Go through the material below and copy each line where the word "more" appears.

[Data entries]
= = = = =

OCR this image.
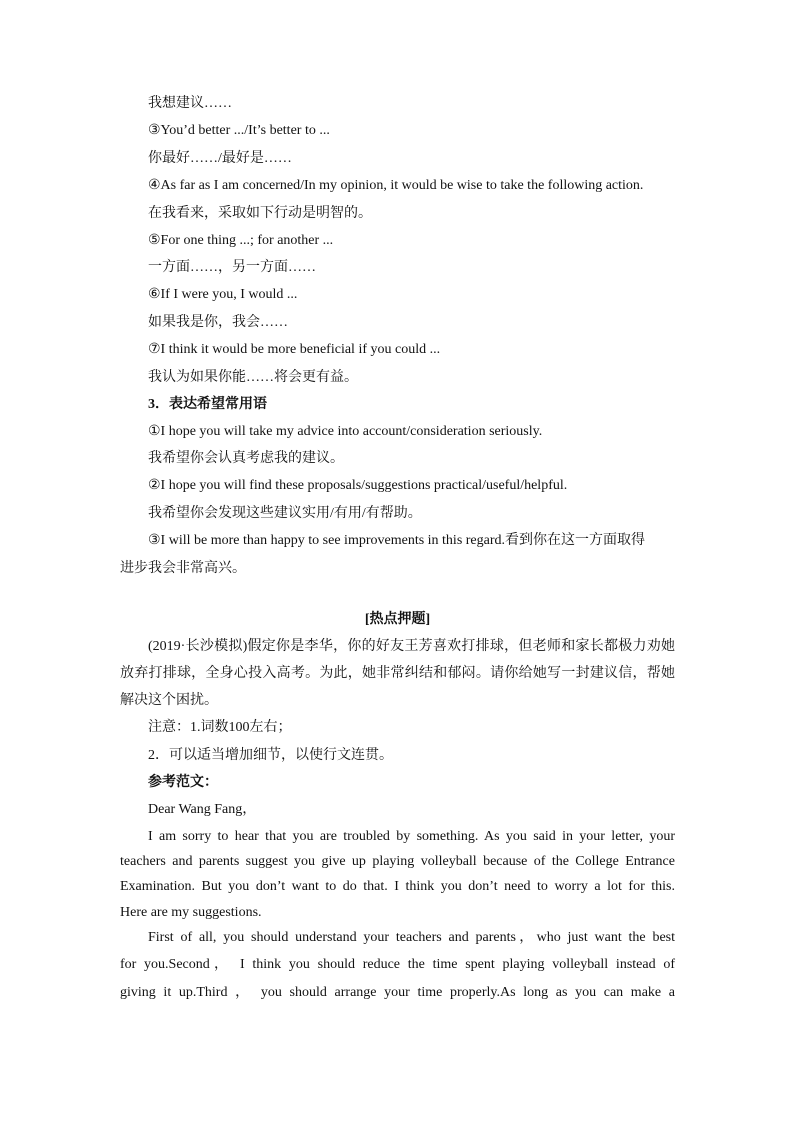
我想建议……
③You’d better .../It’s better to ...
你最好……/最好是……
④As far as I am concerned/In my opinion, it would be wise to take the following action.
在我看来，采取如下行动是明智的。
⑤For one thing ...; for another ...
一方面……，另一方面……
⑥If I were you, I would ...
如果我是你，我会……
⑦I think it would be more beneficial if you could ...
我认为如果你能……将会更有益。
3．表达希望常用语
①I hope you will take my advice into account/consideration seriously.
我希望你会认真考虑我的建议。
②I hope you will find these proposals/suggestions practical/useful/helpful.
我希望你会发现这些建议实用/有用/有帮助。
③I will be more than happy to see improvements in this regard.看到你在这一方面取得
进步我会非常高兴。
[热点押题]
(2019·长沙模拟)假定你是李华，你的好友王芳喜欢打排球，但老师和家长都极力劝她
放弃打排球，全身心投入高考。为此，她非常纠结和郁闷。请你给她写一封建议信，帮她
解决这个困扰。
注意：1.词数100左右；
2．可以适当增加细节，以使行文连贯。
参考范文：
Dear Wang Fang，
I am sorry to hear that you are troubled by something. As you said in your letter, your
teachers and parents suggest you give up playing volleyball because of the College Entrance
Examination. But you don’t want to do that. I think you don’t need to worry a lot for this.
Here are my suggestions.
First of all, you should understand your teachers and parents，who just want the best
for you.Second， I think you should reduce the time spent playing volleyball instead of
giving it up.Third ， you should arrange your time properly.As long as you can make a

= = = = =

• **Correct response**:
⑦I think it would be more beneficial if you could ...
③I will be more than happy to see improvements in this regard.看到你在这一方面取得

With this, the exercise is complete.